Count lines holding the word "Element". Only the number is wanted.

[Extracted records]
+ + + + + + +

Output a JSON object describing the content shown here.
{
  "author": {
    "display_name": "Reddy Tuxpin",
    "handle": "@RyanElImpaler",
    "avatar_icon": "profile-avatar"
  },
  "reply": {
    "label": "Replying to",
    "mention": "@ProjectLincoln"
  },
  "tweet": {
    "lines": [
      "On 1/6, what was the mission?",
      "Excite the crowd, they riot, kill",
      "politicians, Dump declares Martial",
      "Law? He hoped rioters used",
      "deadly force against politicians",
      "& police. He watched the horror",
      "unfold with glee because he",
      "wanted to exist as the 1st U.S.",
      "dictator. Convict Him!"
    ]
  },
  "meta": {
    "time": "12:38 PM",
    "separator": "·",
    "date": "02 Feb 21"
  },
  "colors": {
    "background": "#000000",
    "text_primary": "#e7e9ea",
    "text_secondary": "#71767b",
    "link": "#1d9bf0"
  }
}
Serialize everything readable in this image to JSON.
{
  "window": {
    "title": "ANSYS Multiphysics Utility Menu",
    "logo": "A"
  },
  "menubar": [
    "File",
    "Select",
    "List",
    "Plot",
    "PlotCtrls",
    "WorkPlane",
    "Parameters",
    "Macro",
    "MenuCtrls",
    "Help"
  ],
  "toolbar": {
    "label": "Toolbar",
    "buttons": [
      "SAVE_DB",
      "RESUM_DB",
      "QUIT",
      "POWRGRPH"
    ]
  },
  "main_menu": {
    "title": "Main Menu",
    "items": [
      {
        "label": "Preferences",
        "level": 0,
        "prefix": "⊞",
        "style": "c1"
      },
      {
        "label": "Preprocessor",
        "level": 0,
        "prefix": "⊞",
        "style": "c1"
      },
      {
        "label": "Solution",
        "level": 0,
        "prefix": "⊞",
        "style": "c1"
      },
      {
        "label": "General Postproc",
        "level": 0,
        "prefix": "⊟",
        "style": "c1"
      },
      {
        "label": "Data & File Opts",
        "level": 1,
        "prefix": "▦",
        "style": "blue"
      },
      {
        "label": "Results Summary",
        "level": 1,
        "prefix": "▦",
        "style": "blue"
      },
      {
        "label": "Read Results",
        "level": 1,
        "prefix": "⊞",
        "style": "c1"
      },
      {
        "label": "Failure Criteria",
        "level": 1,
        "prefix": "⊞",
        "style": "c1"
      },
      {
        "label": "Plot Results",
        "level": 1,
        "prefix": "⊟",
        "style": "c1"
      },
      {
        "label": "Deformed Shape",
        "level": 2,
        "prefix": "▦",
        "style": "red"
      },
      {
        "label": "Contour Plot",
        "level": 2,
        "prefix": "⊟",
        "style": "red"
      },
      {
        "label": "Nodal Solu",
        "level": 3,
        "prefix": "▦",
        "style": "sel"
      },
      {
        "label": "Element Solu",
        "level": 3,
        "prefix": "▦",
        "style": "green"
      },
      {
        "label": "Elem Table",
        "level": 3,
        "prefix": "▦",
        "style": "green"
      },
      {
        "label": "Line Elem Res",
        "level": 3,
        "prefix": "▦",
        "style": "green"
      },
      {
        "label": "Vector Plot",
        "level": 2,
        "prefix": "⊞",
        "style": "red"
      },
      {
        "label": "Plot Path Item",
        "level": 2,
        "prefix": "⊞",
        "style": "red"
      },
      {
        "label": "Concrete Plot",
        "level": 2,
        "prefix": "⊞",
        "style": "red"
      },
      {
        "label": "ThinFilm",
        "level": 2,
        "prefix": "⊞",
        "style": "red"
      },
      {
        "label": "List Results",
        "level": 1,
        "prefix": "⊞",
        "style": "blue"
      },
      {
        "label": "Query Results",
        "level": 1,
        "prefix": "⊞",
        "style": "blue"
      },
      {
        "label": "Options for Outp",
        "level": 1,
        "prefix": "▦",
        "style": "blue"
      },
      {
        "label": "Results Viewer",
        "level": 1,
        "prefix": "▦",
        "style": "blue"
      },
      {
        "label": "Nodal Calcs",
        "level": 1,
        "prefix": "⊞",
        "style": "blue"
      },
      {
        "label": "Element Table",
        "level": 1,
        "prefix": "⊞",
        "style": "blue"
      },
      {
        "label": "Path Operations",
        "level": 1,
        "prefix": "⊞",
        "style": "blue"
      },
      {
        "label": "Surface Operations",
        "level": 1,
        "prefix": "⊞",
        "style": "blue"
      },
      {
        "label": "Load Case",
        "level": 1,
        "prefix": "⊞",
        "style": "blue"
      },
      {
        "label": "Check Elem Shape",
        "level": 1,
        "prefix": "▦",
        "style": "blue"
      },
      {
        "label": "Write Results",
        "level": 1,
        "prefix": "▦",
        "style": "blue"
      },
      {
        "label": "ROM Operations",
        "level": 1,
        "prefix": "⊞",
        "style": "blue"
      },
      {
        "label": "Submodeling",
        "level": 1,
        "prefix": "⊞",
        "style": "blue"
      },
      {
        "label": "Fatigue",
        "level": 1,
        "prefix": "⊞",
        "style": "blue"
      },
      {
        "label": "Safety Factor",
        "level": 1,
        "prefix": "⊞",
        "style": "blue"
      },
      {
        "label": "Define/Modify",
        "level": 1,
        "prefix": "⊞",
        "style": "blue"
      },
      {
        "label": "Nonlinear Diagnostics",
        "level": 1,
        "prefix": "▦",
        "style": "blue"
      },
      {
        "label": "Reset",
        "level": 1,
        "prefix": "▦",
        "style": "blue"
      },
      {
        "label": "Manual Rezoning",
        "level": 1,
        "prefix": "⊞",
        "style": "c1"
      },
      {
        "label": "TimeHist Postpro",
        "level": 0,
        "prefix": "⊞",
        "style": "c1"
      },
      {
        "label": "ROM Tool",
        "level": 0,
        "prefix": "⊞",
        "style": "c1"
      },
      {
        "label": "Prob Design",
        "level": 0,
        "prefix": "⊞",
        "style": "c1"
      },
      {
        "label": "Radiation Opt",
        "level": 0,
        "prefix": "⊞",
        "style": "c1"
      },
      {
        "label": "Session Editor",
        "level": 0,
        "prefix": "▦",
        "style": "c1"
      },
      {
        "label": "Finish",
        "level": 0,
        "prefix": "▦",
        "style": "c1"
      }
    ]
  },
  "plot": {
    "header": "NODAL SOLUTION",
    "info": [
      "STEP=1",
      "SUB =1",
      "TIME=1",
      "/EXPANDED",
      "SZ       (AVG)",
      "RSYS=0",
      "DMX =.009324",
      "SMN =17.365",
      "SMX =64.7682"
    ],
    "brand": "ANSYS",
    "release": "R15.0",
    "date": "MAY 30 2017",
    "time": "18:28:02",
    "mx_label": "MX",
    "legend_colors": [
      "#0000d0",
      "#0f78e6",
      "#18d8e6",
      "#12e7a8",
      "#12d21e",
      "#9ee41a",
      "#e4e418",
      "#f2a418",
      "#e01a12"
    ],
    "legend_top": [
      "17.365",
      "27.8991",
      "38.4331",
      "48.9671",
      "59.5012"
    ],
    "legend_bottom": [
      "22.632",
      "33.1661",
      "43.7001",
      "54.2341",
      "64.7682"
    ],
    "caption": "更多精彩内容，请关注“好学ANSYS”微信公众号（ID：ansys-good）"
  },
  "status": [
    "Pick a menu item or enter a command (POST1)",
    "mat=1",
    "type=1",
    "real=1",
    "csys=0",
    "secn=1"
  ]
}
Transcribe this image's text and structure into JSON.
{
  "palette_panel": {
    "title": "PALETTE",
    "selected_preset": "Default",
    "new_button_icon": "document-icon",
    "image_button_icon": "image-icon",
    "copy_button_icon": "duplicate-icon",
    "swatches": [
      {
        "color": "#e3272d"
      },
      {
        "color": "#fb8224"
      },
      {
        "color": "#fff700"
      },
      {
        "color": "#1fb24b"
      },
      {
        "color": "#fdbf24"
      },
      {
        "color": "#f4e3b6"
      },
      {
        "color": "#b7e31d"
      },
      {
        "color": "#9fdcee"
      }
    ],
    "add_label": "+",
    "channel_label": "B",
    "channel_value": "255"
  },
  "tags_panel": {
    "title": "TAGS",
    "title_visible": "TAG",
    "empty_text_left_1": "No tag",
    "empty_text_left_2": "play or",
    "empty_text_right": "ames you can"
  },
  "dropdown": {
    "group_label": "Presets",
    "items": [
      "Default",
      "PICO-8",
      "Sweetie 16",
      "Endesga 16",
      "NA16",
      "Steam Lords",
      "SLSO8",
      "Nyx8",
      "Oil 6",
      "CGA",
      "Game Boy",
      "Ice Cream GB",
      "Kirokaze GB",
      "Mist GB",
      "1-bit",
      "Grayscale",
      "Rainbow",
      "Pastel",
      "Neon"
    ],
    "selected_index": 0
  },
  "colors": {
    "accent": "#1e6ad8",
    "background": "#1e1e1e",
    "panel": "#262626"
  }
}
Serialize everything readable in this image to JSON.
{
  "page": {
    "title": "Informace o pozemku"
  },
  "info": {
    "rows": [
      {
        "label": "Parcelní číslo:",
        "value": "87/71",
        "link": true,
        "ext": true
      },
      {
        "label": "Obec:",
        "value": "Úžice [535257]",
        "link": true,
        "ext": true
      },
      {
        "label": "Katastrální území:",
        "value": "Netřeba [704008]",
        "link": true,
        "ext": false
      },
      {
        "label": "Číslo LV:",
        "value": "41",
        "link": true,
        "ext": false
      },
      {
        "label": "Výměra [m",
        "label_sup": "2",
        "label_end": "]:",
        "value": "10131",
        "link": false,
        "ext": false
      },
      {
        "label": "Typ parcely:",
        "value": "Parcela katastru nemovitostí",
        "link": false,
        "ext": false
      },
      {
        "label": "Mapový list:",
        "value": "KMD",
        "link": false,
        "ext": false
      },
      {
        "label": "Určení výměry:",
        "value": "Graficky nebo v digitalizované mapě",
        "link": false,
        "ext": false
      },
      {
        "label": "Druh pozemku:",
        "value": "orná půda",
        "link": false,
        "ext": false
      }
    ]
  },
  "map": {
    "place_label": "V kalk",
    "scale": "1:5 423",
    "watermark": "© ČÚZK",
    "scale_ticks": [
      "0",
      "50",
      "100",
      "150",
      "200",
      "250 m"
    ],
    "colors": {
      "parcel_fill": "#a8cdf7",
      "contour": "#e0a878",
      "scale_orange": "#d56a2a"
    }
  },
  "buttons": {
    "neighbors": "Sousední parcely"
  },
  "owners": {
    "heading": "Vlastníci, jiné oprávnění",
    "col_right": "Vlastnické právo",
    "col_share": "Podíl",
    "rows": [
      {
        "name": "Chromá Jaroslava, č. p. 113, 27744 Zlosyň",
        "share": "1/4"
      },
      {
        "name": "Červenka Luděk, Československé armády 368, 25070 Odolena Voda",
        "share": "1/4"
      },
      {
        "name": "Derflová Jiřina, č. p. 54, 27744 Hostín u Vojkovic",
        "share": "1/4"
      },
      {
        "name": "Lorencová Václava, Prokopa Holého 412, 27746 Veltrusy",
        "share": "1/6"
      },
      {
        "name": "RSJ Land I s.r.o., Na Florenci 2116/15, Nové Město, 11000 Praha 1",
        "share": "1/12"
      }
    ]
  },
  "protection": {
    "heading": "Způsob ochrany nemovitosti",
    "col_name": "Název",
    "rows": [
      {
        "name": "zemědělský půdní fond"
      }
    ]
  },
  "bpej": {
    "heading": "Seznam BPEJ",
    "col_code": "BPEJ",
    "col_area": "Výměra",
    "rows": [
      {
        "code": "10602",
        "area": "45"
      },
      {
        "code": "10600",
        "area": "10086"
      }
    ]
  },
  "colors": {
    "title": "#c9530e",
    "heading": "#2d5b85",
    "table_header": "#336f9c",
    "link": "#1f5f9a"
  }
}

+ + + + + + +

**Problem solution:** 2